Start
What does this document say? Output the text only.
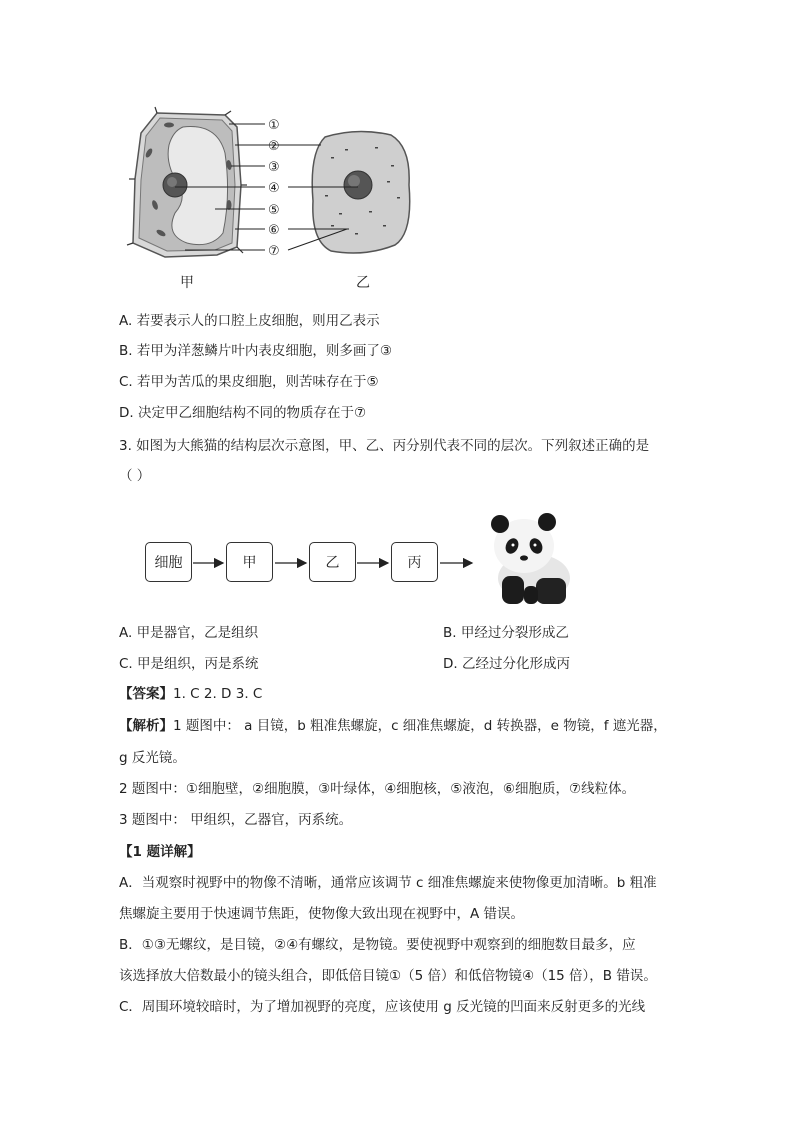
①
②
③
④
⑤
⑥
⑦
甲	乙
A. 若要表示人的口腔上皮细胞，则用乙表示
B. 若甲为洋葱鳞片叶内表皮细胞，则多画了③
C. 若甲为苦瓜的果皮细胞，则苦味存在于⑤
D. 决定甲乙细胞结构不同的物质存在于⑦
3. 如图为大熊猫的结构层次示意图，甲、乙、丙分别代表不同的层次。下列叙述正确的是
（ ）
细胞	甲	乙	丙
A. 甲是器官，乙是组织	B. 甲经过分裂形成乙
C. 甲是组织，丙是系统	D. 乙经过分化形成丙
【答案】1. C 2. D 3. C
【解析】1 题图中： a 目镜，b 粗准焦螺旋，c 细准焦螺旋，d 转换器，e 物镜，f 遮光器，
g 反光镜。
2 题图中：①细胞壁，②细胞膜，③叶绿体，④细胞核，⑤液泡，⑥细胞质，⑦线粒体。
3 题图中： 甲组织，乙器官，丙系统。
【1 题详解】
A．当观察时视野中的物像不清晰，通常应该调节 c 细准焦螺旋来使物像更加清晰。b 粗准
焦螺旋主要用于快速调节焦距，使物像大致出现在视野中，A 错误。
B．①③无螺纹，是目镜，②④有螺纹，是物镜。要使视野中观察到的细胞数目最多，应
该选择放大倍数最小的镜头组合，即低倍目镜①（5 倍）和低倍物镜④（15 倍），B 错误。
C．周围环境较暗时，为了增加视野的亮度，应该使用 g 反光镜的凹面来反射更多的光线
End
Write the entries above out again exactly, but not the pictures.

● **Solution to the exercise**:
What does this document say? Output the text only.
①
②
③
④
⑤
⑥
⑦
甲	乙
A. 若要表示人的口腔上皮细胞，则用乙表示
B. 若甲为洋葱鳞片叶内表皮细胞，则多画了③
C. 若甲为苦瓜的果皮细胞，则苦味存在于⑤
D. 决定甲乙细胞结构不同的物质存在于⑦
3. 如图为大熊猫的结构层次示意图，甲、乙、丙分别代表不同的层次。下列叙述正确的是
（ ）
细胞	甲	乙	丙
A. 甲是器官，乙是组织	B. 甲经过分裂形成乙
C. 甲是组织，丙是系统	D. 乙经过分化形成丙
【答案】1. C 2. D 3. C
【解析】1 题图中： a 目镜，b 粗准焦螺旋，c 细准焦螺旋，d 转换器，e 物镜，f 遮光器，
g 反光镜。
2 题图中：①细胞壁，②细胞膜，③叶绿体，④细胞核，⑤液泡，⑥细胞质，⑦线粒体。
3 题图中： 甲组织，乙器官，丙系统。
【1 题详解】
A．当观察时视野中的物像不清晰，通常应该调节 c 细准焦螺旋来使物像更加清晰。b 粗准
焦螺旋主要用于快速调节焦距，使物像大致出现在视野中，A 错误。
B．①③无螺纹，是目镜，②④有螺纹，是物镜。要使视野中观察到的细胞数目最多，应
该选择放大倍数最小的镜头组合，即低倍目镜①（5 倍）和低倍物镜④（15 倍），B 错误。
C．周围环境较暗时，为了增加视野的亮度，应该使用 g 反光镜的凹面来反射更多的光线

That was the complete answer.